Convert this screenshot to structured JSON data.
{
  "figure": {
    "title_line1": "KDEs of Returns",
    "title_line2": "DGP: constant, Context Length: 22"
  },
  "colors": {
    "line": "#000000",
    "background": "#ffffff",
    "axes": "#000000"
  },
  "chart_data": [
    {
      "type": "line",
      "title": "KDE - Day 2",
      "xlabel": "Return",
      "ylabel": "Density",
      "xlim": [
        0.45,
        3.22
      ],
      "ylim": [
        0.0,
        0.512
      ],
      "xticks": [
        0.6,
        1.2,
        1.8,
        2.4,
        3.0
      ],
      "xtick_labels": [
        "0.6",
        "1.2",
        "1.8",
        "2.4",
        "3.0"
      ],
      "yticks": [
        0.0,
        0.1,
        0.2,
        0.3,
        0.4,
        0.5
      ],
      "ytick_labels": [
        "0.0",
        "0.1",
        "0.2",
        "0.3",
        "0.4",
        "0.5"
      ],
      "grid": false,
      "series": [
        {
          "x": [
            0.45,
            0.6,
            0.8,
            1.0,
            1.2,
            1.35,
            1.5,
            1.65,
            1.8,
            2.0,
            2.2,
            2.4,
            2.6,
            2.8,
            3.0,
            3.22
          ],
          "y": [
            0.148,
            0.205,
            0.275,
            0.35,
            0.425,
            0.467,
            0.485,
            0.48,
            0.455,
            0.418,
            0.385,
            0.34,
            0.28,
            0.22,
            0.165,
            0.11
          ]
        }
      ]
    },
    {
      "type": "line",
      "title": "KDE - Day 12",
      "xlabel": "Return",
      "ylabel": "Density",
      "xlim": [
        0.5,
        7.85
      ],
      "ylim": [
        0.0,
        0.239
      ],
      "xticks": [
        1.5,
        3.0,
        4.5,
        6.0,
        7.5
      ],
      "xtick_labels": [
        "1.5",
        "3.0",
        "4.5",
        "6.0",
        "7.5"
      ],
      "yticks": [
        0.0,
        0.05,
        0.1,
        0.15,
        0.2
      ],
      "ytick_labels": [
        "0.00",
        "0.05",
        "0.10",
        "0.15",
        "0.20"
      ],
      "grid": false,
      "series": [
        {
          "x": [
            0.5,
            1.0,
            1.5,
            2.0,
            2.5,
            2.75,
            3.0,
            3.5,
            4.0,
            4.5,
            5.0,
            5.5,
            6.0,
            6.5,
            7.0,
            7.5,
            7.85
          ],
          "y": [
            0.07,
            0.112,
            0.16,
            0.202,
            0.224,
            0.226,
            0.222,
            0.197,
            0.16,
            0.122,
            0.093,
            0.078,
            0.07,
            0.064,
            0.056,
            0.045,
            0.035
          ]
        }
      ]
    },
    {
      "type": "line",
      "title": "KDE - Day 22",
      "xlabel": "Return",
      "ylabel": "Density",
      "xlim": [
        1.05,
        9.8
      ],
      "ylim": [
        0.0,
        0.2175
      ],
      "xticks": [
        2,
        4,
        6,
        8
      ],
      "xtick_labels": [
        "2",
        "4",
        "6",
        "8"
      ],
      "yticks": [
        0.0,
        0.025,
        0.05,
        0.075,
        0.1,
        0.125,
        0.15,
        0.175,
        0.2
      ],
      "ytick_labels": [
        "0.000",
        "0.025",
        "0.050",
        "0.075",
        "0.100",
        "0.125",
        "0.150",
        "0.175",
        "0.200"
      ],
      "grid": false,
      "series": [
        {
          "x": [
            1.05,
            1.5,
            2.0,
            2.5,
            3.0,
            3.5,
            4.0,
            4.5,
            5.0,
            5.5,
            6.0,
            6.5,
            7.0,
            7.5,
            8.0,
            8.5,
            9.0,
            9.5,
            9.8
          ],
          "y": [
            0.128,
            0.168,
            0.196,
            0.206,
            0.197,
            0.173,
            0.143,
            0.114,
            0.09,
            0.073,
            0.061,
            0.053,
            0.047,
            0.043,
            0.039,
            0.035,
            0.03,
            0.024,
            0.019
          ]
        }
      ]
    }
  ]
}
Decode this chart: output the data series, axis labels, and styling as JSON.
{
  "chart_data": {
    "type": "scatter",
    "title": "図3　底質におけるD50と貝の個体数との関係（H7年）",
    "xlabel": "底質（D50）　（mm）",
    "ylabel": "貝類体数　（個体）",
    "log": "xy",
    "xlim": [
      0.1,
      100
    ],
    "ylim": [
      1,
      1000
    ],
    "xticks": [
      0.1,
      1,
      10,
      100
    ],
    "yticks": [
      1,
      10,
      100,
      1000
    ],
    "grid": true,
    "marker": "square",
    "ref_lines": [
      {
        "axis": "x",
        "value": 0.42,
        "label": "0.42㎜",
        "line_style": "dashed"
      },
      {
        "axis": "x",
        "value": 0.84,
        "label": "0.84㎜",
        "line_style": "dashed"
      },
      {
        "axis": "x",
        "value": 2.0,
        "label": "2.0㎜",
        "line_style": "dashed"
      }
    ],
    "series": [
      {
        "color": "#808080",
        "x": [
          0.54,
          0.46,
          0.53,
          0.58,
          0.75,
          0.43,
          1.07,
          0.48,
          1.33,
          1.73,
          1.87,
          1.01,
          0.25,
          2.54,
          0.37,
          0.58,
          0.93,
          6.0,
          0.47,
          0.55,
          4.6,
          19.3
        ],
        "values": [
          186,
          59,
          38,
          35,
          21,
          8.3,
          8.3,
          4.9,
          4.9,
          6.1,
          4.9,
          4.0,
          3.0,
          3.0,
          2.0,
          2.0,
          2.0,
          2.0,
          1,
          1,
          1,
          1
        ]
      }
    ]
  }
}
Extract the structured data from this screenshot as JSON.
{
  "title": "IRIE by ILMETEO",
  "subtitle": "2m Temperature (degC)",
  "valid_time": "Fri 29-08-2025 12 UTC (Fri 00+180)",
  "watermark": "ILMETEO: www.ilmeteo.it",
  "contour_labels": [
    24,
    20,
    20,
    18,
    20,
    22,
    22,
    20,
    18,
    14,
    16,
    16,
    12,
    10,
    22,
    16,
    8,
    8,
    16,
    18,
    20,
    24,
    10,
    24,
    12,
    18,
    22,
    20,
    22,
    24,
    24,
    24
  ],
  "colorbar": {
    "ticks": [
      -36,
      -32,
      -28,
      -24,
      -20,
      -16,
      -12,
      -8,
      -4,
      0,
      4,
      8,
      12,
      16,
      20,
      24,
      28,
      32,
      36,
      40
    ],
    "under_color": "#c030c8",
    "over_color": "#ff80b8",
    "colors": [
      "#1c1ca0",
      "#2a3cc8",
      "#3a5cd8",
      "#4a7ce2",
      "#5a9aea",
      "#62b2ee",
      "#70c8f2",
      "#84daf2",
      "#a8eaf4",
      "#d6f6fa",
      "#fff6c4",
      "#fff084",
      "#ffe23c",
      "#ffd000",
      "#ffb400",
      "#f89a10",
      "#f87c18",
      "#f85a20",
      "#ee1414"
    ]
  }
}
....
> CHALLENGE
Please reproduce every line of the material word for word.

> RESPONSE TO THE TASK
Convert this screenshot to structured JSON data.
{
  "figure": {
    "title_line1": "KDEs of Returns",
    "title_line2": "DGP: constant, Context Length: 22"
  },
  "colors": {
    "line": "#000000",
    "background": "#ffffff",
    "axes": "#000000"
  },
  "chart_data": [
    {
      "type": "line",
      "title": "KDE - Day 2",
      "xlabel": "Return",
      "ylabel": "Density",
      "xlim": [
        0.45,
        3.22
      ],
      "ylim": [
        0.0,
        0.512
      ],
      "xticks": [
        0.6,
        1.2,
        1.8,
        2.4,
        3.0
      ],
      "xtick_labels": [
        "0.6",
        "1.2",
        "1.8",
        "2.4",
        "3.0"
      ],
      "yticks": [
        0.0,
        0.1,
        0.2,
        0.3,
        0.4,
        0.5
      ],
      "ytick_labels": [
        "0.0",
        "0.1",
        "0.2",
        "0.3",
        "0.4",
        "0.5"
      ],
      "grid": false,
      "series": [
        {
          "x": [
            0.45,
            0.6,
            0.8,
            1.0,
            1.2,
            1.35,
            1.5,
            1.65,
            1.8,
            2.0,
            2.2,
            2.4,
            2.6,
            2.8,
            3.0,
            3.22
          ],
          "y": [
            0.148,
            0.205,
            0.275,
            0.35,
            0.425,
            0.467,
            0.485,
            0.48,
            0.455,
            0.418,
            0.385,
            0.34,
            0.28,
            0.22,
            0.165,
            0.11
          ]
        }
      ]
    },
    {
      "type": "line",
      "title": "KDE - Day 12",
      "xlabel": "Return",
      "ylabel": "Density",
      "xlim": [
        0.5,
        7.85
      ],
      "ylim": [
        0.0,
        0.239
      ],
      "xticks": [
        1.5,
        3.0,
        4.5,
        6.0,
        7.5
      ],
      "xtick_labels": [
        "1.5",
        "3.0",
        "4.5",
        "6.0",
        "7.5"
      ],
      "yticks": [
        0.0,
        0.05,
        0.1,
        0.15,
        0.2
      ],
      "ytick_labels": [
        "0.00",
        "0.05",
        "0.10",
        "0.15",
        "0.20"
      ],
      "grid": false,
      "series": [
        {
          "x": [
            0.5,
            1.0,
            1.5,
            2.0,
            2.5,
            2.75,
            3.0,
            3.5,
            4.0,
            4.5,
            5.0,
            5.5,
            6.0,
            6.5,
            7.0,
            7.5,
            7.85
          ],
          "y": [
            0.07,
            0.112,
            0.16,
            0.202,
            0.224,
            0.226,
            0.222,
            0.197,
            0.16,
            0.122,
            0.093,
            0.078,
            0.07,
            0.064,
            0.056,
            0.045,
            0.035
          ]
        }
      ]
    },
    {
      "type": "line",
      "title": "KDE - Day 22",
      "xlabel": "Return",
      "ylabel": "Density",
      "xlim": [
        1.05,
        9.8
      ],
      "ylim": [
        0.0,
        0.2175
      ],
      "xticks": [
        2,
        4,
        6,
        8
      ],
      "xtick_labels": [
        "2",
        "4",
        "6",
        "8"
      ],
      "yticks": [
        0.0,
        0.025,
        0.05,
        0.075,
        0.1,
        0.125,
        0.15,
        0.175,
        0.2
      ],
      "ytick_labels": [
        "0.000",
        "0.025",
        "0.050",
        "0.075",
        "0.100",
        "0.125",
        "0.150",
        "0.175",
        "0.200"
      ],
      "grid": false,
      "series": [
        {
          "x": [
            1.05,
            1.5,
            2.0,
            2.5,
            3.0,
            3.5,
            4.0,
            4.5,
            5.0,
            5.5,
            6.0,
            6.5,
            7.0,
            7.5,
            8.0,
            8.5,
            9.0,
            9.5,
            9.8
          ],
          "y": [
            0.128,
            0.168,
            0.196,
            0.206,
            0.197,
            0.173,
            0.143,
            0.114,
            0.09,
            0.073,
            0.061,
            0.053,
            0.047,
            0.043,
            0.039,
            0.035,
            0.03,
            0.024,
            0.019
          ]
        }
      ]
    }
  ]
}
Decode this chart: output the data series, axis labels, and styling as JSON.
{
  "chart_data": {
    "type": "scatter",
    "title": "図3　底質におけるD50と貝の個体数との関係（H7年）",
    "xlabel": "底質（D50）　（mm）",
    "ylabel": "貝類体数　（個体）",
    "log": "xy",
    "xlim": [
      0.1,
      100
    ],
    "ylim": [
      1,
      1000
    ],
    "xticks": [
      0.1,
      1,
      10,
      100
    ],
    "yticks": [
      1,
      10,
      100,
      1000
    ],
    "grid": true,
    "marker": "square",
    "ref_lines": [
      {
        "axis": "x",
        "value": 0.42,
        "label": "0.42㎜",
        "line_style": "dashed"
      },
      {
        "axis": "x",
        "value": 0.84,
        "label": "0.84㎜",
        "line_style": "dashed"
      },
      {
        "axis": "x",
        "value": 2.0,
        "label": "2.0㎜",
        "line_style": "dashed"
      }
    ],
    "series": [
      {
        "color": "#808080",
        "x": [
          0.54,
          0.46,
          0.53,
          0.58,
          0.75,
          0.43,
          1.07,
          0.48,
          1.33,
          1.73,
          1.87,
          1.01,
          0.25,
          2.54,
          0.37,
          0.58,
          0.93,
          6.0,
          0.47,
          0.55,
          4.6,
          19.3
        ],
        "values": [
          186,
          59,
          38,
          35,
          21,
          8.3,
          8.3,
          4.9,
          4.9,
          6.1,
          4.9,
          4.0,
          3.0,
          3.0,
          2.0,
          2.0,
          2.0,
          2.0,
          1,
          1,
          1,
          1
        ]
      }
    ]
  }
}
Extract the structured data from this screenshot as JSON.
{
  "title": "IRIE by ILMETEO",
  "subtitle": "2m Temperature (degC)",
  "valid_time": "Fri 29-08-2025 12 UTC (Fri 00+180)",
  "watermark": "ILMETEO: www.ilmeteo.it",
  "contour_labels": [
    24,
    20,
    20,
    18,
    20,
    22,
    22,
    20,
    18,
    14,
    16,
    16,
    12,
    10,
    22,
    16,
    8,
    8,
    16,
    18,
    20,
    24,
    10,
    24,
    12,
    18,
    22,
    20,
    22,
    24,
    24,
    24
  ],
  "colorbar": {
    "ticks": [
      -36,
      -32,
      -28,
      -24,
      -20,
      -16,
      -12,
      -8,
      -4,
      0,
      4,
      8,
      12,
      16,
      20,
      24,
      28,
      32,
      36,
      40
    ],
    "under_color": "#c030c8",
    "over_color": "#ff80b8",
    "colors": [
      "#1c1ca0",
      "#2a3cc8",
      "#3a5cd8",
      "#4a7ce2",
      "#5a9aea",
      "#62b2ee",
      "#70c8f2",
      "#84daf2",
      "#a8eaf4",
      "#d6f6fa",
      "#fff6c4",
      "#fff084",
      "#ffe23c",
      "#ffd000",
      "#ffb400",
      "#f89a10",
      "#f87c18",
      "#f85a20",
      "#ee1414"
    ]
  }
}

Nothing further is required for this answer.